→ **What is needed**
Restate every line of the material, word for word.

→ **Input**
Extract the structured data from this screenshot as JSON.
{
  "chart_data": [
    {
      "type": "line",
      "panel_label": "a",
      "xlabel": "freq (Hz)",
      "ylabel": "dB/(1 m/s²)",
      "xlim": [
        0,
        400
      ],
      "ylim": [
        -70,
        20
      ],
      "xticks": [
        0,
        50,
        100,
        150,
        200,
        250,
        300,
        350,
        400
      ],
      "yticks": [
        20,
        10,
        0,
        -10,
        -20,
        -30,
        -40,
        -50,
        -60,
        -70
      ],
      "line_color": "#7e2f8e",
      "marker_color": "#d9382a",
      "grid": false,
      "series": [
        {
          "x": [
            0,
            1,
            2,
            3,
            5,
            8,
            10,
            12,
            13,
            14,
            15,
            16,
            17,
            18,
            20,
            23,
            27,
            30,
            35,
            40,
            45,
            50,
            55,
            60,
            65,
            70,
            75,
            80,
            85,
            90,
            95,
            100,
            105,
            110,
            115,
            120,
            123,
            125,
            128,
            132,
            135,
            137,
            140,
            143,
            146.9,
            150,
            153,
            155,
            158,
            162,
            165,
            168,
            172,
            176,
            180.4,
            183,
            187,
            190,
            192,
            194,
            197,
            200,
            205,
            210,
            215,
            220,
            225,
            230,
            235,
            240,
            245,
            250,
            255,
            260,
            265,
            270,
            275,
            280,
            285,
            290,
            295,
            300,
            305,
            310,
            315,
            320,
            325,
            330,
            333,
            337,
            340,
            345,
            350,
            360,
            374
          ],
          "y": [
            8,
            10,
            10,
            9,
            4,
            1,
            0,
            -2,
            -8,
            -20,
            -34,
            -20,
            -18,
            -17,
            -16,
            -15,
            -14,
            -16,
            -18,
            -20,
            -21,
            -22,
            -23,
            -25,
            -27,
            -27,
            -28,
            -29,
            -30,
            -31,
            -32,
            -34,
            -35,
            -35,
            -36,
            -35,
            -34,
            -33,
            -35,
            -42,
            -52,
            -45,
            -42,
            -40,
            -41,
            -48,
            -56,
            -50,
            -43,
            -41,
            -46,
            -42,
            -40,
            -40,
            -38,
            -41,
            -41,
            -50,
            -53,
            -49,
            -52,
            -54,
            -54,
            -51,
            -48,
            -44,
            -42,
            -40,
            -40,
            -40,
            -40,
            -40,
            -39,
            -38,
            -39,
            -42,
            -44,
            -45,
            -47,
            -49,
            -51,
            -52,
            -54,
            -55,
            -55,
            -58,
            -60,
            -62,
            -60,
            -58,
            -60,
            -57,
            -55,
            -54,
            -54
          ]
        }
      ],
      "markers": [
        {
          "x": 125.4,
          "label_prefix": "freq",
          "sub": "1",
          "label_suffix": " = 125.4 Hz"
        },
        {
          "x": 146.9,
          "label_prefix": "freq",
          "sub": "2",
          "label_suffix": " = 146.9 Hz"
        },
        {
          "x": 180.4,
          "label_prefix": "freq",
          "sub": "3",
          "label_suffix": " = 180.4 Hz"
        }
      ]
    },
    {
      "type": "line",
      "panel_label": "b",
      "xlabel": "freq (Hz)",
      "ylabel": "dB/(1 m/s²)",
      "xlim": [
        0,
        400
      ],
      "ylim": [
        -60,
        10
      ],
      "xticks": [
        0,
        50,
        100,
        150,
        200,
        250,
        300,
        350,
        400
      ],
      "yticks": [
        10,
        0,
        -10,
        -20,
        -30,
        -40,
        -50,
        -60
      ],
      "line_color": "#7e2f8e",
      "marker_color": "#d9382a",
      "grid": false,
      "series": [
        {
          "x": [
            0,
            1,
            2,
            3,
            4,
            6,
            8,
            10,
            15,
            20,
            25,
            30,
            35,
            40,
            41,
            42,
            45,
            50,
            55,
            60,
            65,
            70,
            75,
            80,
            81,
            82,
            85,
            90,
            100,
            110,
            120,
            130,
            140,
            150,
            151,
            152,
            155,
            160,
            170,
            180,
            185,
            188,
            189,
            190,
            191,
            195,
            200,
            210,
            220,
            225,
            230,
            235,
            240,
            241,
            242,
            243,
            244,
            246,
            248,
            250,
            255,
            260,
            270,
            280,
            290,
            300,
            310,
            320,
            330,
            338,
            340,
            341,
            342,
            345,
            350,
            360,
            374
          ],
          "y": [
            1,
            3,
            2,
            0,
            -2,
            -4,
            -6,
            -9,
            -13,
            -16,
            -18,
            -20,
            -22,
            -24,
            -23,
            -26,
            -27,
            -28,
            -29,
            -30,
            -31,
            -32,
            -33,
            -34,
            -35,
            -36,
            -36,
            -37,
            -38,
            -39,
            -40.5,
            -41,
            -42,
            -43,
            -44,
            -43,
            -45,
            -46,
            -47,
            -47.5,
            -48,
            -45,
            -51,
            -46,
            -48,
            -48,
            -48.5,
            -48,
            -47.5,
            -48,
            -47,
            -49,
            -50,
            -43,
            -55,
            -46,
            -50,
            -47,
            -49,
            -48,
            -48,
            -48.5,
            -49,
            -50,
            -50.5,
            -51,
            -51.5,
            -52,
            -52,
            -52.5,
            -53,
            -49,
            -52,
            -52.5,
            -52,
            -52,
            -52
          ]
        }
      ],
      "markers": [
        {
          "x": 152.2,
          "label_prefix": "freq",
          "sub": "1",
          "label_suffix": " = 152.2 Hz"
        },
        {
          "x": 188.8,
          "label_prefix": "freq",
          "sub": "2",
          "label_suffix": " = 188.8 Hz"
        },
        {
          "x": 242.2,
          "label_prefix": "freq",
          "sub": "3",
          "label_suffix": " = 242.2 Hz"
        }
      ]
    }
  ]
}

→ **Result of this task**
Extract the structured data from this screenshot as JSON.
{
  "chart_data": [
    {
      "type": "line",
      "panel_label": "a",
      "xlabel": "freq (Hz)",
      "ylabel": "dB/(1 m/s²)",
      "xlim": [
        0,
        400
      ],
      "ylim": [
        -70,
        20
      ],
      "xticks": [
        0,
        50,
        100,
        150,
        200,
        250,
        300,
        350,
        400
      ],
      "yticks": [
        20,
        10,
        0,
        -10,
        -20,
        -30,
        -40,
        -50,
        -60,
        -70
      ],
      "line_color": "#7e2f8e",
      "marker_color": "#d9382a",
      "grid": false,
      "series": [
        {
          "x": [
            0,
            1,
            2,
            3,
            5,
            8,
            10,
            12,
            13,
            14,
            15,
            16,
            17,
            18,
            20,
            23,
            27,
            30,
            35,
            40,
            45,
            50,
            55,
            60,
            65,
            70,
            75,
            80,
            85,
            90,
            95,
            100,
            105,
            110,
            115,
            120,
            123,
            125,
            128,
            132,
            135,
            137,
            140,
            143,
            146.9,
            150,
            153,
            155,
            158,
            162,
            165,
            168,
            172,
            176,
            180.4,
            183,
            187,
            190,
            192,
            194,
            197,
            200,
            205,
            210,
            215,
            220,
            225,
            230,
            235,
            240,
            245,
            250,
            255,
            260,
            265,
            270,
            275,
            280,
            285,
            290,
            295,
            300,
            305,
            310,
            315,
            320,
            325,
            330,
            333,
            337,
            340,
            345,
            350,
            360,
            374
          ],
          "y": [
            8,
            10,
            10,
            9,
            4,
            1,
            0,
            -2,
            -8,
            -20,
            -34,
            -20,
            -18,
            -17,
            -16,
            -15,
            -14,
            -16,
            -18,
            -20,
            -21,
            -22,
            -23,
            -25,
            -27,
            -27,
            -28,
            -29,
            -30,
            -31,
            -32,
            -34,
            -35,
            -35,
            -36,
            -35,
            -34,
            -33,
            -35,
            -42,
            -52,
            -45,
            -42,
            -40,
            -41,
            -48,
            -56,
            -50,
            -43,
            -41,
            -46,
            -42,
            -40,
            -40,
            -38,
            -41,
            -41,
            -50,
            -53,
            -49,
            -52,
            -54,
            -54,
            -51,
            -48,
            -44,
            -42,
            -40,
            -40,
            -40,
            -40,
            -40,
            -39,
            -38,
            -39,
            -42,
            -44,
            -45,
            -47,
            -49,
            -51,
            -52,
            -54,
            -55,
            -55,
            -58,
            -60,
            -62,
            -60,
            -58,
            -60,
            -57,
            -55,
            -54,
            -54
          ]
        }
      ],
      "markers": [
        {
          "x": 125.4,
          "label_prefix": "freq",
          "sub": "1",
          "label_suffix": " = 125.4 Hz"
        },
        {
          "x": 146.9,
          "label_prefix": "freq",
          "sub": "2",
          "label_suffix": " = 146.9 Hz"
        },
        {
          "x": 180.4,
          "label_prefix": "freq",
          "sub": "3",
          "label_suffix": " = 180.4 Hz"
        }
      ]
    },
    {
      "type": "line",
      "panel_label": "b",
      "xlabel": "freq (Hz)",
      "ylabel": "dB/(1 m/s²)",
      "xlim": [
        0,
        400
      ],
      "ylim": [
        -60,
        10
      ],
      "xticks": [
        0,
        50,
        100,
        150,
        200,
        250,
        300,
        350,
        400
      ],
      "yticks": [
        10,
        0,
        -10,
        -20,
        -30,
        -40,
        -50,
        -60
      ],
      "line_color": "#7e2f8e",
      "marker_color": "#d9382a",
      "grid": false,
      "series": [
        {
          "x": [
            0,
            1,
            2,
            3,
            4,
            6,
            8,
            10,
            15,
            20,
            25,
            30,
            35,
            40,
            41,
            42,
            45,
            50,
            55,
            60,
            65,
            70,
            75,
            80,
            81,
            82,
            85,
            90,
            100,
            110,
            120,
            130,
            140,
            150,
            151,
            152,
            155,
            160,
            170,
            180,
            185,
            188,
            189,
            190,
            191,
            195,
            200,
            210,
            220,
            225,
            230,
            235,
            240,
            241,
            242,
            243,
            244,
            246,
            248,
            250,
            255,
            260,
            270,
            280,
            290,
            300,
            310,
            320,
            330,
            338,
            340,
            341,
            342,
            345,
            350,
            360,
            374
          ],
          "y": [
            1,
            3,
            2,
            0,
            -2,
            -4,
            -6,
            -9,
            -13,
            -16,
            -18,
            -20,
            -22,
            -24,
            -23,
            -26,
            -27,
            -28,
            -29,
            -30,
            -31,
            -32,
            -33,
            -34,
            -35,
            -36,
            -36,
            -37,
            -38,
            -39,
            -40.5,
            -41,
            -42,
            -43,
            -44,
            -43,
            -45,
            -46,
            -47,
            -47.5,
            -48,
            -45,
            -51,
            -46,
            -48,
            -48,
            -48.5,
            -48,
            -47.5,
            -48,
            -47,
            -49,
            -50,
            -43,
            -55,
            -46,
            -50,
            -47,
            -49,
            -48,
            -48,
            -48.5,
            -49,
            -50,
            -50.5,
            -51,
            -51.5,
            -52,
            -52,
            -52.5,
            -53,
            -49,
            -52,
            -52.5,
            -52,
            -52,
            -52
          ]
        }
      ],
      "markers": [
        {
          "x": 152.2,
          "label_prefix": "freq",
          "sub": "1",
          "label_suffix": " = 152.2 Hz"
        },
        {
          "x": 188.8,
          "label_prefix": "freq",
          "sub": "2",
          "label_suffix": " = 188.8 Hz"
        },
        {
          "x": 242.2,
          "label_prefix": "freq",
          "sub": "3",
          "label_suffix": " = 242.2 Hz"
        }
      ]
    }
  ]
}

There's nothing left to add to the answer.